[Start RECORDS FOR THE EXERCISE]

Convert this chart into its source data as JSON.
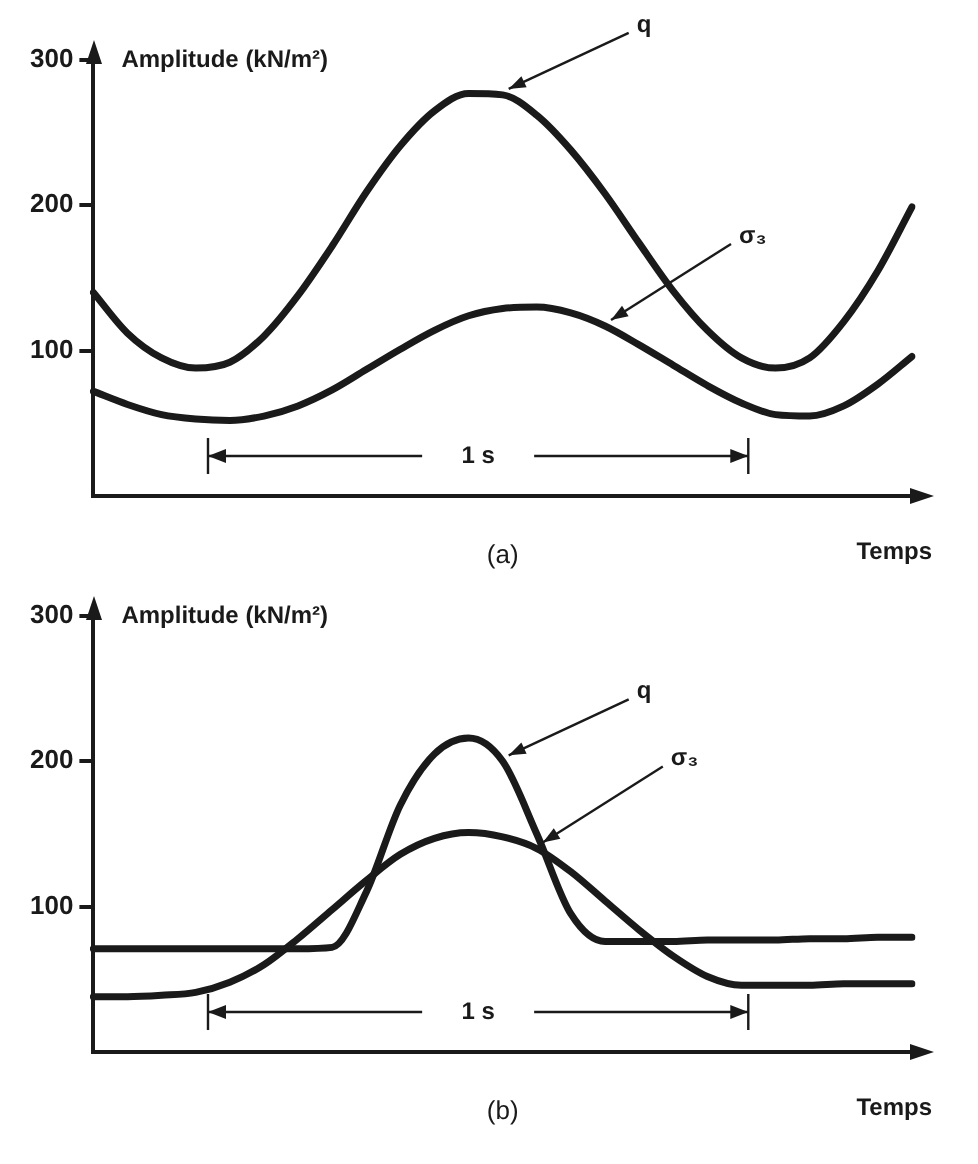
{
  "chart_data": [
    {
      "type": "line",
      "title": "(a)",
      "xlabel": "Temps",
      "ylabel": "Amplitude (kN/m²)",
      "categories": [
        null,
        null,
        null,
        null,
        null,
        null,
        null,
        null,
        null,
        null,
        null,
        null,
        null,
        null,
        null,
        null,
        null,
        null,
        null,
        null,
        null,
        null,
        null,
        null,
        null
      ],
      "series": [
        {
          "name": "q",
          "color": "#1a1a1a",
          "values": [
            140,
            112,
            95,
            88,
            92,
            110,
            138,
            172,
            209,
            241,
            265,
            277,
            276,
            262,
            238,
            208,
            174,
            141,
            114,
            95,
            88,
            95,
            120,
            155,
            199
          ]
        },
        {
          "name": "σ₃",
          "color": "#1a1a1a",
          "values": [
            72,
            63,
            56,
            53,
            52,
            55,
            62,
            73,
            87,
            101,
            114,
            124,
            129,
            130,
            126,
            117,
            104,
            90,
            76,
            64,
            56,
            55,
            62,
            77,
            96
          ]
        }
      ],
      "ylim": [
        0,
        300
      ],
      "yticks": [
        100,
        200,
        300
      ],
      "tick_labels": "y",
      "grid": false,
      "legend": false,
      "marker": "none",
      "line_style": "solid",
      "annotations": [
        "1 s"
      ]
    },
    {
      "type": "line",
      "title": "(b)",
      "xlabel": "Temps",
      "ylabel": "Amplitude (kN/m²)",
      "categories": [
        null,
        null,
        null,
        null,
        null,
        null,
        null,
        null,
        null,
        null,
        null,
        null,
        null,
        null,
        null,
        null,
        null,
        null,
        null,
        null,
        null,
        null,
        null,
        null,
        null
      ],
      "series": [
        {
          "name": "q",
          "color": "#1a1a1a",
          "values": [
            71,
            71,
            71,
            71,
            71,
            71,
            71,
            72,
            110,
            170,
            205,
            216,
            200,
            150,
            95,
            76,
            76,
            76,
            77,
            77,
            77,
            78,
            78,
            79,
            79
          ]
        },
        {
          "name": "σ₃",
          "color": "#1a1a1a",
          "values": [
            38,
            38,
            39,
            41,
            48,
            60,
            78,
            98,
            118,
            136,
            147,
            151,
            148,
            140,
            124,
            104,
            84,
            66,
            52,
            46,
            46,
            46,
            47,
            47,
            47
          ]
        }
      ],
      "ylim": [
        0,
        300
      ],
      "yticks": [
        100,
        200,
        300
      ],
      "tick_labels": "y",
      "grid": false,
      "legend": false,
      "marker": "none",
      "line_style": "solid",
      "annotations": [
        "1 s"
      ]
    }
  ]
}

[End RECORDS FOR THE EXERCISE]

» **TASK OBJECTIVE**: In the copy, include no pictures; restate the listing above exactly.

» **COMPLETE RESPONSE**:
Convert this chart into its source data as JSON.
{
  "chart_data": [
    {
      "type": "line",
      "title": "(a)",
      "xlabel": "Temps",
      "ylabel": "Amplitude (kN/m²)",
      "categories": [
        null,
        null,
        null,
        null,
        null,
        null,
        null,
        null,
        null,
        null,
        null,
        null,
        null,
        null,
        null,
        null,
        null,
        null,
        null,
        null,
        null,
        null,
        null,
        null,
        null
      ],
      "series": [
        {
          "name": "q",
          "color": "#1a1a1a",
          "values": [
            140,
            112,
            95,
            88,
            92,
            110,
            138,
            172,
            209,
            241,
            265,
            277,
            276,
            262,
            238,
            208,
            174,
            141,
            114,
            95,
            88,
            95,
            120,
            155,
            199
          ]
        },
        {
          "name": "σ₃",
          "color": "#1a1a1a",
          "values": [
            72,
            63,
            56,
            53,
            52,
            55,
            62,
            73,
            87,
            101,
            114,
            124,
            129,
            130,
            126,
            117,
            104,
            90,
            76,
            64,
            56,
            55,
            62,
            77,
            96
          ]
        }
      ],
      "ylim": [
        0,
        300
      ],
      "yticks": [
        100,
        200,
        300
      ],
      "tick_labels": "y",
      "grid": false,
      "legend": false,
      "marker": "none",
      "line_style": "solid",
      "annotations": [
        "1 s"
      ]
    },
    {
      "type": "line",
      "title": "(b)",
      "xlabel": "Temps",
      "ylabel": "Amplitude (kN/m²)",
      "categories": [
        null,
        null,
        null,
        null,
        null,
        null,
        null,
        null,
        null,
        null,
        null,
        null,
        null,
        null,
        null,
        null,
        null,
        null,
        null,
        null,
        null,
        null,
        null,
        null,
        null
      ],
      "series": [
        {
          "name": "q",
          "color": "#1a1a1a",
          "values": [
            71,
            71,
            71,
            71,
            71,
            71,
            71,
            72,
            110,
            170,
            205,
            216,
            200,
            150,
            95,
            76,
            76,
            76,
            77,
            77,
            77,
            78,
            78,
            79,
            79
          ]
        },
        {
          "name": "σ₃",
          "color": "#1a1a1a",
          "values": [
            38,
            38,
            39,
            41,
            48,
            60,
            78,
            98,
            118,
            136,
            147,
            151,
            148,
            140,
            124,
            104,
            84,
            66,
            52,
            46,
            46,
            46,
            47,
            47,
            47
          ]
        }
      ],
      "ylim": [
        0,
        300
      ],
      "yticks": [
        100,
        200,
        300
      ],
      "tick_labels": "y",
      "grid": false,
      "legend": false,
      "marker": "none",
      "line_style": "solid",
      "annotations": [
        "1 s"
      ]
    }
  ]
}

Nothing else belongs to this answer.